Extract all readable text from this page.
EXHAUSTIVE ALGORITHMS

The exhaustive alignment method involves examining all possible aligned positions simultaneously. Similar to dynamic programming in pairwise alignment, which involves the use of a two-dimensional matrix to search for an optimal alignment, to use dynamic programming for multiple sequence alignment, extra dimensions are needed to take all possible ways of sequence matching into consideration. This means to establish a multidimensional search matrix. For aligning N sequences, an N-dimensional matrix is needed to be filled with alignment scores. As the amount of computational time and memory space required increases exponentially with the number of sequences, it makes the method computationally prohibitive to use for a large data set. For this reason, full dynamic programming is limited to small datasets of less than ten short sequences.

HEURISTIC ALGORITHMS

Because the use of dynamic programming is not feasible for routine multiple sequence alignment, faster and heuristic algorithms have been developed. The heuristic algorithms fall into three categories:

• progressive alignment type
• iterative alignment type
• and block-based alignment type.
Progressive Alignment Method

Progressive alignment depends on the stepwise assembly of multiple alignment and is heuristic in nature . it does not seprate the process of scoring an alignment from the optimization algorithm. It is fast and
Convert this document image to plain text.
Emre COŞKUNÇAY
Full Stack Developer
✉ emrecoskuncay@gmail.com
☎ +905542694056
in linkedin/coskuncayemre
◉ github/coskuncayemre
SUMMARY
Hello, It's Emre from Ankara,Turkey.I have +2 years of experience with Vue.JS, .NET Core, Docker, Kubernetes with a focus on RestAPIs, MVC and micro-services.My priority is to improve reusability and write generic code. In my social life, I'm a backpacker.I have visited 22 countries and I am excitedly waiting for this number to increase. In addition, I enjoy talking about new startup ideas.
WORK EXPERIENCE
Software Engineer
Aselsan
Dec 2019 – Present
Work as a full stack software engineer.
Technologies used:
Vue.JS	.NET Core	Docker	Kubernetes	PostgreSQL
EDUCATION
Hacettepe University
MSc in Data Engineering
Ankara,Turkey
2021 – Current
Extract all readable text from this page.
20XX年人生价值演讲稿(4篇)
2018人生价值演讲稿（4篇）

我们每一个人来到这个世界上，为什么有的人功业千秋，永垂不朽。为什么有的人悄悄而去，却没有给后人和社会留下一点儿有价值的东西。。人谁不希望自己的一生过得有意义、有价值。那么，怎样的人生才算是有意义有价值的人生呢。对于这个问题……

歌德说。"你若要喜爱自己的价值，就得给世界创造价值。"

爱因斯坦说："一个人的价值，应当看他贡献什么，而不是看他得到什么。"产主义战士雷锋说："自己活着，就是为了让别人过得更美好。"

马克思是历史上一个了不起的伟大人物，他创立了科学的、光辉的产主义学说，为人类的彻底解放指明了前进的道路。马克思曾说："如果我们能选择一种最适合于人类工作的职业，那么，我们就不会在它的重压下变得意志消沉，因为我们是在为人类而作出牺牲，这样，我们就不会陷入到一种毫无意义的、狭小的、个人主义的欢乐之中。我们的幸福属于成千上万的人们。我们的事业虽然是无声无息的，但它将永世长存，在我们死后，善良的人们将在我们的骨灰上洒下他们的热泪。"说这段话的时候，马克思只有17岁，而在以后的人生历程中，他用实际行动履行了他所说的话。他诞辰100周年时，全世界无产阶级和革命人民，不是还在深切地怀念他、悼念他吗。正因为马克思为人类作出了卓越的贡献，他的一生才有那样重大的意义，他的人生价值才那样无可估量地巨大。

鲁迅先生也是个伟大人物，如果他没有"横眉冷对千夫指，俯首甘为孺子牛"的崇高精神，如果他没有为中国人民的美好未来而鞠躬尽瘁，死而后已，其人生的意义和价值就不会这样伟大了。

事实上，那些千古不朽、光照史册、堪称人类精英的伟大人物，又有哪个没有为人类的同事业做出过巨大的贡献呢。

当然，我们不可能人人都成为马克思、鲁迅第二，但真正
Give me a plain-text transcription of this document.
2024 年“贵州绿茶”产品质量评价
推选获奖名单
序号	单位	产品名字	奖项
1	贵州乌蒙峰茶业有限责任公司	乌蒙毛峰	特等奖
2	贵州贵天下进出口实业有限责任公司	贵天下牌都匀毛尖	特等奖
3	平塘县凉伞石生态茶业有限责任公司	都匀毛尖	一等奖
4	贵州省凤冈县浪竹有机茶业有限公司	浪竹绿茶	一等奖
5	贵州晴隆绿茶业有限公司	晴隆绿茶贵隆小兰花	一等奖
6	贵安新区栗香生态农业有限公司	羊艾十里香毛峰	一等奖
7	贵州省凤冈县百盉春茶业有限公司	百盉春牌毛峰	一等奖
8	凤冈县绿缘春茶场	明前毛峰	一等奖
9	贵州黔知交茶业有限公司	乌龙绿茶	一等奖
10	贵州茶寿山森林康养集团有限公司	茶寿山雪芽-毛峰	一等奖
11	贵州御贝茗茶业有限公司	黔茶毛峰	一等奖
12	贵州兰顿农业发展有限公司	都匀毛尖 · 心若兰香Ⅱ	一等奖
• • • • • • •
Requirements
Quote the whole listing above, leaving nothing out.

Completed exercise
Extract all readable text from this page.
EXHAUSTIVE ALGORITHMS

The exhaustive alignment method involves examining all possible aligned positions simultaneously. Similar to dynamic programming in pairwise alignment, which involves the use of a two-dimensional matrix to search for an optimal alignment, to use dynamic programming for multiple sequence alignment, extra dimensions are needed to take all possible ways of sequence matching into consideration. This means to establish a multidimensional search matrix. For aligning N sequences, an N-dimensional matrix is needed to be filled with alignment scores. As the amount of computational time and memory space required increases exponentially with the number of sequences, it makes the method computationally prohibitive to use for a large data set. For this reason, full dynamic programming is limited to small datasets of less than ten short sequences.

HEURISTIC ALGORITHMS

Because the use of dynamic programming is not feasible for routine multiple sequence alignment, faster and heuristic algorithms have been developed. The heuristic algorithms fall into three categories:

• progressive alignment type
• iterative alignment type
• and block-based alignment type.
Progressive Alignment Method

Progressive alignment depends on the stepwise assembly of multiple alignment and is heuristic in nature . it does not seprate the process of scoring an alignment from the optimization algorithm. It is fast and
Convert this document image to plain text.
Emre COŞKUNÇAY
Full Stack Developer
✉ emrecoskuncay@gmail.com
☎ +905542694056
in linkedin/coskuncayemre
◉ github/coskuncayemre
SUMMARY
Hello, It's Emre from Ankara,Turkey.I have +2 years of experience with Vue.JS, .NET Core, Docker, Kubernetes with a focus on RestAPIs, MVC and micro-services.My priority is to improve reusability and write generic code. In my social life, I'm a backpacker.I have visited 22 countries and I am excitedly waiting for this number to increase. In addition, I enjoy talking about new startup ideas.
WORK EXPERIENCE
Software Engineer
Aselsan
Dec 2019 – Present
Work as a full stack software engineer.
Technologies used:
Vue.JS	.NET Core	Docker	Kubernetes	PostgreSQL
EDUCATION
Hacettepe University
MSc in Data Engineering
Ankara,Turkey
2021 – Current
Extract all readable text from this page.
20XX年人生价值演讲稿(4篇)
2018人生价值演讲稿（4篇）

我们每一个人来到这个世界上，为什么有的人功业千秋，永垂不朽。为什么有的人悄悄而去，却没有给后人和社会留下一点儿有价值的东西。。人谁不希望自己的一生过得有意义、有价值。那么，怎样的人生才算是有意义有价值的人生呢。对于这个问题……

歌德说。"你若要喜爱自己的价值，就得给世界创造价值。"

爱因斯坦说："一个人的价值，应当看他贡献什么，而不是看他得到什么。"产主义战士雷锋说："自己活着，就是为了让别人过得更美好。"

马克思是历史上一个了不起的伟大人物，他创立了科学的、光辉的产主义学说，为人类的彻底解放指明了前进的道路。马克思曾说："如果我们能选择一种最适合于人类工作的职业，那么，我们就不会在它的重压下变得意志消沉，因为我们是在为人类而作出牺牲，这样，我们就不会陷入到一种毫无意义的、狭小的、个人主义的欢乐之中。我们的幸福属于成千上万的人们。我们的事业虽然是无声无息的，但它将永世长存，在我们死后，善良的人们将在我们的骨灰上洒下他们的热泪。"说这段话的时候，马克思只有17岁，而在以后的人生历程中，他用实际行动履行了他所说的话。他诞辰100周年时，全世界无产阶级和革命人民，不是还在深切地怀念他、悼念他吗。正因为马克思为人类作出了卓越的贡献，他的一生才有那样重大的意义，他的人生价值才那样无可估量地巨大。

鲁迅先生也是个伟大人物，如果他没有"横眉冷对千夫指，俯首甘为孺子牛"的崇高精神，如果他没有为中国人民的美好未来而鞠躬尽瘁，死而后已，其人生的意义和价值就不会这样伟大了。

事实上，那些千古不朽、光照史册、堪称人类精英的伟大人物，又有哪个没有为人类的同事业做出过巨大的贡献呢。

当然，我们不可能人人都成为马克思、鲁迅第二，但真正
Give me a plain-text transcription of this document.
2024 年“贵州绿茶”产品质量评价
推选获奖名单
序号	单位	产品名字	奖项
1	贵州乌蒙峰茶业有限责任公司	乌蒙毛峰	特等奖
2	贵州贵天下进出口实业有限责任公司	贵天下牌都匀毛尖	特等奖
3	平塘县凉伞石生态茶业有限责任公司	都匀毛尖	一等奖
4	贵州省凤冈县浪竹有机茶业有限公司	浪竹绿茶	一等奖
5	贵州晴隆绿茶业有限公司	晴隆绿茶贵隆小兰花	一等奖
6	贵安新区栗香生态农业有限公司	羊艾十里香毛峰	一等奖
7	贵州省凤冈县百盉春茶业有限公司	百盉春牌毛峰	一等奖
8	凤冈县绿缘春茶场	明前毛峰	一等奖
9	贵州黔知交茶业有限公司	乌龙绿茶	一等奖
10	贵州茶寿山森林康养集团有限公司	茶寿山雪芽-毛峰	一等奖
11	贵州御贝茗茶业有限公司	黔茶毛峰	一等奖
12	贵州兰顿农业发展有限公司	都匀毛尖 · 心若兰香Ⅱ	一等奖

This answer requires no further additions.